### REQUIREMENT
Say only how many lines contain the word "Resorts".

### RAW DATA
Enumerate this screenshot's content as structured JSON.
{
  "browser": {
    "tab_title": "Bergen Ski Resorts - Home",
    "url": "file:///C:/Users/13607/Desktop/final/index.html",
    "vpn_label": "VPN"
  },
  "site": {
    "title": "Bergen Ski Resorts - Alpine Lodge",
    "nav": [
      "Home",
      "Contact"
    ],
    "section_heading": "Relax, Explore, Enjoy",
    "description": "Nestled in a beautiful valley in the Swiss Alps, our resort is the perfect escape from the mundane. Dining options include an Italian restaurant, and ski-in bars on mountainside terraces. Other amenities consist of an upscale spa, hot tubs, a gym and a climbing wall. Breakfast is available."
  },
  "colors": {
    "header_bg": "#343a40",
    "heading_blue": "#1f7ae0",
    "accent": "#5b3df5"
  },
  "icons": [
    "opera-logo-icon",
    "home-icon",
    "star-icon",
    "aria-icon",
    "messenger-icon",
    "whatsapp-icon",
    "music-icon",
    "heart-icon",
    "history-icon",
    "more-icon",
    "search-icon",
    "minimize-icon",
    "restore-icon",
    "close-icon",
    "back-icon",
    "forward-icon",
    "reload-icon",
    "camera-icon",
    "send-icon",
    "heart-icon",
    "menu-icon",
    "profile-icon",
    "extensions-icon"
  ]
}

### FULL RESPONSE
2